# Capstone - Toronto Shelter Occupancy Prediction

## Import Modules

In [2]:
import pandas as pd
import IPython
import plotly.graph_objects as go
import plotly.express as px
import warnings
import suntime
import datetime
from astral import Astral

# Ignore warnings
warnings.filterwarnings("ignore")

---

## Data Clearning & Feature Engineering

In [92]:
# Getting occupancy data
df_17 = pd.read_csv('data/daily-shelter-occupancy-2017-csv.csv')
df_18 = pd.read_csv('data/daily-shelter-occupancy-2018-csv.csv')
df_19 = pd.read_json('https://ckan0.cf.opendata.inter.prod-toronto.ca/download_resource/e4cdcaff-7c06-488a-a072-4880fbd84b88')
df = pd.concat([df_17, df_18, df_19])

In [93]:
# Dropping unuseful columns
df.drop(['_id', 'id'], axis=1, inplace=True)

In [95]:
df[(df.CAPACITY.isna() | df.CAPACITY == 0) & (df.OCCUPANCY != 0 | df.OCCUPANCY.isna())]['PROGRAM_NAME'].value_counts().index

Index(['Family Residence - AL Site (Internal Referral Only)'], dtype='object')

In [89]:
# Checking if there are any rows with null or zero value in CAPACITY but non-zero value in OCCUPANCY
for program in df[(df.CAPACITY.isna() | df.CAPACITY == 0) & (df.OCCUPANCY != 0)]['PROGRAM_NAME'].value_counts().index:
    # Assuming the max OCCUPANCY as the CAPACITY
    df.loc[df.PROGRAM_NAME == program, 'CAPACITY'] = df[df.PROGRAM_NAME == program].OCCUPANCY.max()

__WHAT YOU WILL DO__.
- A) Retype the part of the shelter occupancy notebook that opens with the words containing "# Ignore warnings" and closes with "pd.concat([df_17, df_18, df_19])".
- B) Based on the shelter occupancy notebook, answer yes or no to each statement below and quote the words that decide it. (i) The code removes the "_id" and "id" columns. (ii) The 2019 occupancy data is loaded from a local CSV file. (iii) When a program lacks a capacity value, the code takes that program's highest occupancy as its capacity.

__PROVIDED INFORMATION__.

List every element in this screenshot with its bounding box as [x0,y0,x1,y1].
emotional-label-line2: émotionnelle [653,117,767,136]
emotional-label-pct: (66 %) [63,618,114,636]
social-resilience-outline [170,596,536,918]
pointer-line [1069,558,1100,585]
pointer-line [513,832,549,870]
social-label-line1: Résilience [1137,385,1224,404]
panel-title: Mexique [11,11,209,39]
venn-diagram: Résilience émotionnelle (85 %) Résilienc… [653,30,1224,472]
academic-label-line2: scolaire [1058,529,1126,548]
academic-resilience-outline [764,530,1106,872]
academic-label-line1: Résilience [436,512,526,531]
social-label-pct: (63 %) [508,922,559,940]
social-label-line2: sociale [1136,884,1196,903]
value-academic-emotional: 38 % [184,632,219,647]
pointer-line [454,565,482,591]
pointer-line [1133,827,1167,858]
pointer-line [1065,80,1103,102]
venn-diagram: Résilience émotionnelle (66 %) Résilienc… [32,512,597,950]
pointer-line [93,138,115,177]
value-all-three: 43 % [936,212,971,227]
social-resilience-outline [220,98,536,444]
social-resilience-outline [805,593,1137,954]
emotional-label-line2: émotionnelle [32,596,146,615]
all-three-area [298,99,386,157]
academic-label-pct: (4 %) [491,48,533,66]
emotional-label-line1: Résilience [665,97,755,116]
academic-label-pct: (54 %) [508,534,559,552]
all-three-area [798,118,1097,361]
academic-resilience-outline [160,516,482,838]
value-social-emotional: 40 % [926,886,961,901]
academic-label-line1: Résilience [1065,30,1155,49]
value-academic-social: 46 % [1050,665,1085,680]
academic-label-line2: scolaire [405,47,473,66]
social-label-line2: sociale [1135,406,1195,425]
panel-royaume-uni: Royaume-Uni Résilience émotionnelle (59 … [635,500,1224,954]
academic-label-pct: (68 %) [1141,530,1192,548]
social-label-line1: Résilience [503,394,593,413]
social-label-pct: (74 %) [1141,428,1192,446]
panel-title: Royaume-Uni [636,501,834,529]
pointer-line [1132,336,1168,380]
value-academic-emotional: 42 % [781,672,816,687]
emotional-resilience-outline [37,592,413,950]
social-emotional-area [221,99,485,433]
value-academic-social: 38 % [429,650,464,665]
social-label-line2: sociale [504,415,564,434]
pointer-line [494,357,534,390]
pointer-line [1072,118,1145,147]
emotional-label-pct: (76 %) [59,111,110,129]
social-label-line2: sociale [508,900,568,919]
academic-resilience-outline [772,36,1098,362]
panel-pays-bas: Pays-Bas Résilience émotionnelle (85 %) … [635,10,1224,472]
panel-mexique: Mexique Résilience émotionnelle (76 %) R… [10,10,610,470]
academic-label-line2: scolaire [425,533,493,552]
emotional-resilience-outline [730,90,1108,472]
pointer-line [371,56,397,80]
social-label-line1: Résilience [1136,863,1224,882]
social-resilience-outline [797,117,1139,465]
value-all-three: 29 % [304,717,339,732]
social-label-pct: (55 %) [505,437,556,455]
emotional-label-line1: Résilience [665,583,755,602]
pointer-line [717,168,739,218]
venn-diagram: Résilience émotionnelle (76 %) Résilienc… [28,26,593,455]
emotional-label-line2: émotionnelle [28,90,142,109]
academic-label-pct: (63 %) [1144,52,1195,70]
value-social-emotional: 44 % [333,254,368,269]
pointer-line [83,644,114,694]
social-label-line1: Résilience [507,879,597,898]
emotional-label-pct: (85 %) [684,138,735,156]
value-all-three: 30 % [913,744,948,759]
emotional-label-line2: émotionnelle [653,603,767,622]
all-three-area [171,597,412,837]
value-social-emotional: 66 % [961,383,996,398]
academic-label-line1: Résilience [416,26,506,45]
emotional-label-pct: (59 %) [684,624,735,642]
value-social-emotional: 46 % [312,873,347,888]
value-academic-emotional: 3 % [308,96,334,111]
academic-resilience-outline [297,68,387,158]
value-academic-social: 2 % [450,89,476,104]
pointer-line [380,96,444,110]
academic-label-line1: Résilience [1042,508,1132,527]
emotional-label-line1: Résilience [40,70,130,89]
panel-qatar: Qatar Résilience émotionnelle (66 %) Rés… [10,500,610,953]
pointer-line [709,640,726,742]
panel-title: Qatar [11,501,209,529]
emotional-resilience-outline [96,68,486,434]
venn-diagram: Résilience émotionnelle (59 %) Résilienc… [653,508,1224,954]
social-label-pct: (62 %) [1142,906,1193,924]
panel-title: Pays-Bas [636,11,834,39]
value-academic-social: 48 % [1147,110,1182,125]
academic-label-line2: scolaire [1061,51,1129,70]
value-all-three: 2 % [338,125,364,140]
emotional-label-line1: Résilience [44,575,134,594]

__FULL SOLUTIONS__.
- A)
# Ignore warnings
warnings.filterwarnings("ignore")

---

## Data Clearning & Feature Engineering

In [92]:
# Getting occupancy data
df_17 = pd.read_csv('data/daily-shelter-occupancy-2017-csv.csv')
df_18 = pd.read_csv('data/daily-shelter-occupancy-2018-csv.csv')
df_19 = pd.read_json('https://ckan0.cf.opendata.inter.prod-toronto.ca/download_resource/e4cdcaff-7c06-488a-a072-4880fbd84b88')
df = pd.concat([df_17, df_18, df_19])

- B)
(i) Yes: "df.drop(['_id', 'id'], axis=1, inplace=True)"
(ii) No: "df_19 = pd.read_json('https://ckan0.cf.opendata.inter.prod-toronto.ca/download_resource/e4cdcaff-7c06-488a-a072-4880fbd84b88')"
(iii) Yes: "# Assuming the max OCCUPANCY as the CAPACITY"